- **Task statement**:
Collect every line in the records below that contains the word "rank".

Recorded data:
******
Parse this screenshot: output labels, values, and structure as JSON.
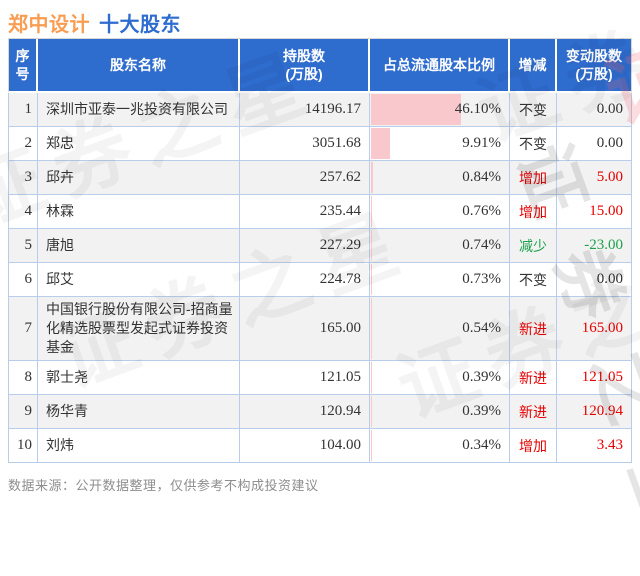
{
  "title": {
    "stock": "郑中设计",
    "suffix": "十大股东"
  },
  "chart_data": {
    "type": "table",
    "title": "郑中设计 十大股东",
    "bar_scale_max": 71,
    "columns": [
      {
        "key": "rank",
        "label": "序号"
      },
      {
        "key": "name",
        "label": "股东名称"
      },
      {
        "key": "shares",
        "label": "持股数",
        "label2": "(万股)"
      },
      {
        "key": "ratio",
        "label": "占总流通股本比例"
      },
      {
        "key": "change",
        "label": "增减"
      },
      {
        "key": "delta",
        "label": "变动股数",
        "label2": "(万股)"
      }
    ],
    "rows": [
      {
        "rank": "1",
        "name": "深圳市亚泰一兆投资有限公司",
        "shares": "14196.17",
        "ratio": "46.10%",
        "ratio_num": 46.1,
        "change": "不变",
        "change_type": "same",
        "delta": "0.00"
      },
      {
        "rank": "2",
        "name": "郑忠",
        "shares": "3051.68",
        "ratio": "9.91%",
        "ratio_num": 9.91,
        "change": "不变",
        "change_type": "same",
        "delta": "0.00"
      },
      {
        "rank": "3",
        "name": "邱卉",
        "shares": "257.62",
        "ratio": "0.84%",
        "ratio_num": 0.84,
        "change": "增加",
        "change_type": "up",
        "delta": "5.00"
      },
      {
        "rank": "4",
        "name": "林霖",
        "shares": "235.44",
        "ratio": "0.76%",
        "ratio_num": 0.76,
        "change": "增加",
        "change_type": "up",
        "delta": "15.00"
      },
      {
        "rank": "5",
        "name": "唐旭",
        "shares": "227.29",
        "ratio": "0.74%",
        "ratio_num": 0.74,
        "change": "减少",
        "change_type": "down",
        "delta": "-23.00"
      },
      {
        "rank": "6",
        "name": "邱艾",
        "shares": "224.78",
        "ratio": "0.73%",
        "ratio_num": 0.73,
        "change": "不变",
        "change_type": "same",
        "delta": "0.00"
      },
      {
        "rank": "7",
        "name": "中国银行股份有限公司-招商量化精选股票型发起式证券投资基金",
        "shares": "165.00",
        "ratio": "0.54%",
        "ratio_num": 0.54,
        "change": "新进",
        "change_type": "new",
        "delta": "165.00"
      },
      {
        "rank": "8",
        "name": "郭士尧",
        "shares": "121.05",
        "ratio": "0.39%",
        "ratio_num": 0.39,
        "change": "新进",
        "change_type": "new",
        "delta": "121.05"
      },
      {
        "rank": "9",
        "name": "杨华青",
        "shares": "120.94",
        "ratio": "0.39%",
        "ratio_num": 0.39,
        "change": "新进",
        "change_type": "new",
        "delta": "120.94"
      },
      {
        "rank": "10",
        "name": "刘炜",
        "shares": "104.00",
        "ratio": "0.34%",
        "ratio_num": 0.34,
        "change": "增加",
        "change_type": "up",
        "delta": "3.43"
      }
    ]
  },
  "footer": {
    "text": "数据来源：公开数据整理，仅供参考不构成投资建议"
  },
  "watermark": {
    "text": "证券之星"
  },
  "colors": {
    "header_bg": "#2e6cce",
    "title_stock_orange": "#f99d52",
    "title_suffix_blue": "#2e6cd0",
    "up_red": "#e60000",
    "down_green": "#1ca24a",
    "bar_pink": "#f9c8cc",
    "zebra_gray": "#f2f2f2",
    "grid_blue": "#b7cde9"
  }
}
******
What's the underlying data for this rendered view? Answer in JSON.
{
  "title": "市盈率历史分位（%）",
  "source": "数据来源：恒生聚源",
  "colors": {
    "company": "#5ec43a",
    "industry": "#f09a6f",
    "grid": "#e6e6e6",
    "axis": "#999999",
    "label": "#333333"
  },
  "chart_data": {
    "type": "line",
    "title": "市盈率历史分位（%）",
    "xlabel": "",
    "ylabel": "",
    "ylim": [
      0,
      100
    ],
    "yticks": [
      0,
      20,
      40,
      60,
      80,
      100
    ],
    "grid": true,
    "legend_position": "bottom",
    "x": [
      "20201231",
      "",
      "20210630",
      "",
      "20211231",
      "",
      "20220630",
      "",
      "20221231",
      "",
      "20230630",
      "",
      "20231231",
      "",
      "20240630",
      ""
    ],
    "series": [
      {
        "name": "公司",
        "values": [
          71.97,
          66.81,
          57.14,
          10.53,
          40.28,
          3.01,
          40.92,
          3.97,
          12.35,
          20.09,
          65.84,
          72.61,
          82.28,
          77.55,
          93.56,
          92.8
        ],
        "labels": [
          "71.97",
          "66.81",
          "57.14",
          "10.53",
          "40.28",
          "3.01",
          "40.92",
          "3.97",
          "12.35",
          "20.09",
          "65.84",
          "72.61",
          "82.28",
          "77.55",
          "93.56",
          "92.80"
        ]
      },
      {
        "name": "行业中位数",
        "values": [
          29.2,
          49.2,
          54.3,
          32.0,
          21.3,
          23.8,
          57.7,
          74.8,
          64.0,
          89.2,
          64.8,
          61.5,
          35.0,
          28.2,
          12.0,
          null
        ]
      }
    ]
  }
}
******
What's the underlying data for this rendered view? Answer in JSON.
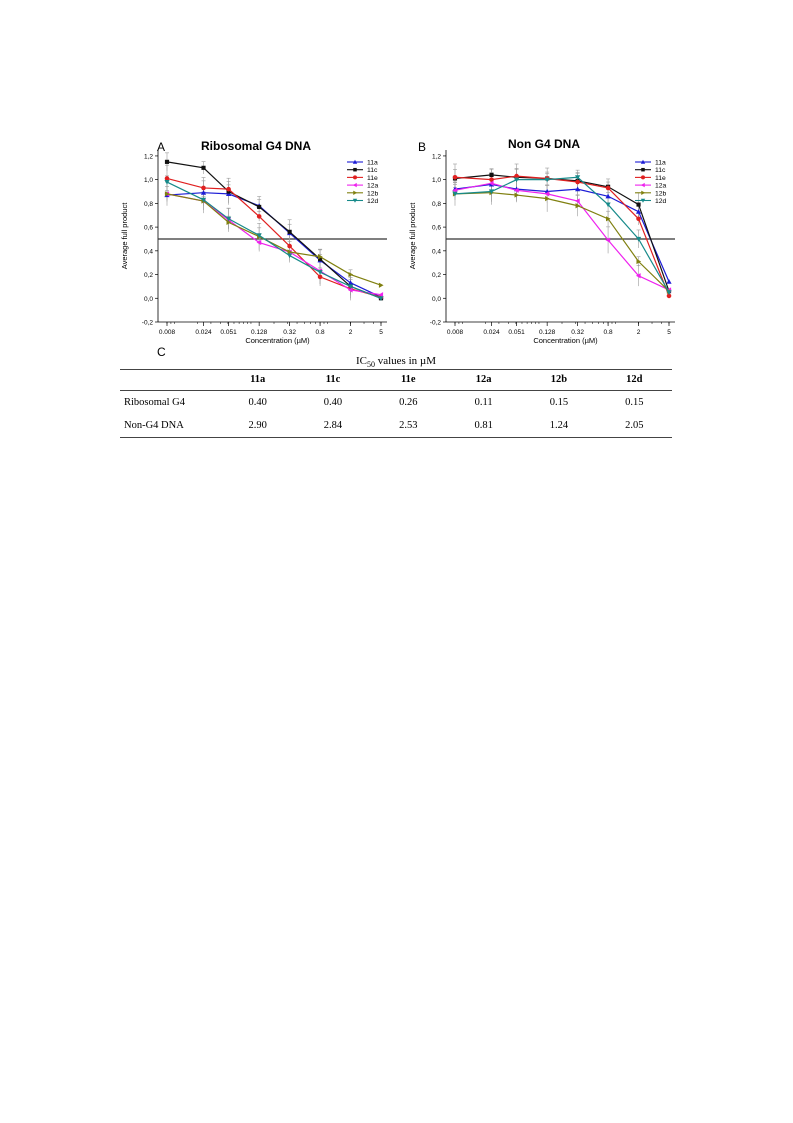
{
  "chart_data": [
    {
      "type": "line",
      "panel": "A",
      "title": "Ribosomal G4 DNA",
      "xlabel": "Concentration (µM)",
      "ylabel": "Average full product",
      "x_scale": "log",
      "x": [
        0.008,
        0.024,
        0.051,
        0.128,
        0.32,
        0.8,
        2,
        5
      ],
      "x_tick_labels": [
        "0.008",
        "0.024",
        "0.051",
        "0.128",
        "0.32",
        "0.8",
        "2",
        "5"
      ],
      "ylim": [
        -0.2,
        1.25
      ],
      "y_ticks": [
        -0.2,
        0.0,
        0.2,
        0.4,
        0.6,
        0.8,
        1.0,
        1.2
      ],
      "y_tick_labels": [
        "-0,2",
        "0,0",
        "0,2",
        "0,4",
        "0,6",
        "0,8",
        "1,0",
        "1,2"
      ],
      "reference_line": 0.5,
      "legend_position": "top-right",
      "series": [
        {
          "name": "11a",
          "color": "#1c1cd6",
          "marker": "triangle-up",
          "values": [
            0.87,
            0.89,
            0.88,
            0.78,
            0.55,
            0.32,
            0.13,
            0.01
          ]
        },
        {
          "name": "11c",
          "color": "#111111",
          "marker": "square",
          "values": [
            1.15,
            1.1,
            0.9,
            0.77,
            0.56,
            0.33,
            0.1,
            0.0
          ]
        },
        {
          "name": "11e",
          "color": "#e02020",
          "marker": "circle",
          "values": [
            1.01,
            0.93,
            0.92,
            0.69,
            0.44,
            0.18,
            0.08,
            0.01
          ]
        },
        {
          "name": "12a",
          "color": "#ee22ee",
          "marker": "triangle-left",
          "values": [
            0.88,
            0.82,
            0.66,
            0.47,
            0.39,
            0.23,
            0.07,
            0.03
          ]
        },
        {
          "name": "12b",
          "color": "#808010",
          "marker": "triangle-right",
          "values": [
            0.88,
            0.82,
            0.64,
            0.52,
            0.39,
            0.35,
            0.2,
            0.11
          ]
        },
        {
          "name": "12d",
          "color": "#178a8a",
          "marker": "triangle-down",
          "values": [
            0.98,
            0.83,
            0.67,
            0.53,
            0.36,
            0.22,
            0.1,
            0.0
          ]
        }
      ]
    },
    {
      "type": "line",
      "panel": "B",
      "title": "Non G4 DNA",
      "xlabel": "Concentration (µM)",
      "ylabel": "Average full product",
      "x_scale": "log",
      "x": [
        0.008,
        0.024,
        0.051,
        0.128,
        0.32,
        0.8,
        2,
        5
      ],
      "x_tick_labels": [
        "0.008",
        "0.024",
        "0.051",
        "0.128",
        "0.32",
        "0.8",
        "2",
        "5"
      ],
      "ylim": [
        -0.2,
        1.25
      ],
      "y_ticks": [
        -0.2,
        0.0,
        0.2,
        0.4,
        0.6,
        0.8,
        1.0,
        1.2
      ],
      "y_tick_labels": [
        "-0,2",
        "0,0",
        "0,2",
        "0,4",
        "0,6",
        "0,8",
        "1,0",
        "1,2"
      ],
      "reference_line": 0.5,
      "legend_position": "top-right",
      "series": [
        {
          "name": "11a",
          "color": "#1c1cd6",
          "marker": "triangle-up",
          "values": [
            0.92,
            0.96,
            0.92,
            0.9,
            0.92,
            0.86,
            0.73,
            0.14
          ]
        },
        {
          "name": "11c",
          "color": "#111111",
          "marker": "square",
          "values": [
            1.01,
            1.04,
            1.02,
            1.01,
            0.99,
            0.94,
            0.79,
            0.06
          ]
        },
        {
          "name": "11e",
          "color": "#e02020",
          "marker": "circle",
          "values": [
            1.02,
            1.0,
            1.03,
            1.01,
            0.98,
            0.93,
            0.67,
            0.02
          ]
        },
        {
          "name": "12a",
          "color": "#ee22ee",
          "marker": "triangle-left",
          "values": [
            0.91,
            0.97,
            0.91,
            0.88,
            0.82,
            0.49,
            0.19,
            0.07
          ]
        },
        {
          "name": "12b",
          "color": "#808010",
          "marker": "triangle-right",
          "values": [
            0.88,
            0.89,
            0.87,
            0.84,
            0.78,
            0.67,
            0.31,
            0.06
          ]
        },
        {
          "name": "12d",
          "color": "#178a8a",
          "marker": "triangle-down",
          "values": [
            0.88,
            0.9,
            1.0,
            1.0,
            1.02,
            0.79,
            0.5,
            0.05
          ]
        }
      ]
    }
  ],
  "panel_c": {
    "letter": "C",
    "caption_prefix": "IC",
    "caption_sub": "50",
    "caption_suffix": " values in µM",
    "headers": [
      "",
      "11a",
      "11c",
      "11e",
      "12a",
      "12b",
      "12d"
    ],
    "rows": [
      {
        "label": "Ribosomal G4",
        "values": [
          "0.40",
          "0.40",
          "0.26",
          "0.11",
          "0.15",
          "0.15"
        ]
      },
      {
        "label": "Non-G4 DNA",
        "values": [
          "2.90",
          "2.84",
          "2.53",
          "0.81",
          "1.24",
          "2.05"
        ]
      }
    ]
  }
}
******
- **Output for this exercise**:
        "key": "rank",
        "rank": "1",
        "rank": "2",
        "rank": "3",
        "rank": "4",
        "rank": "5",
        "rank": "6",
        "rank": "7",
        "rank": "8",
        "rank": "9",
        "rank": "10",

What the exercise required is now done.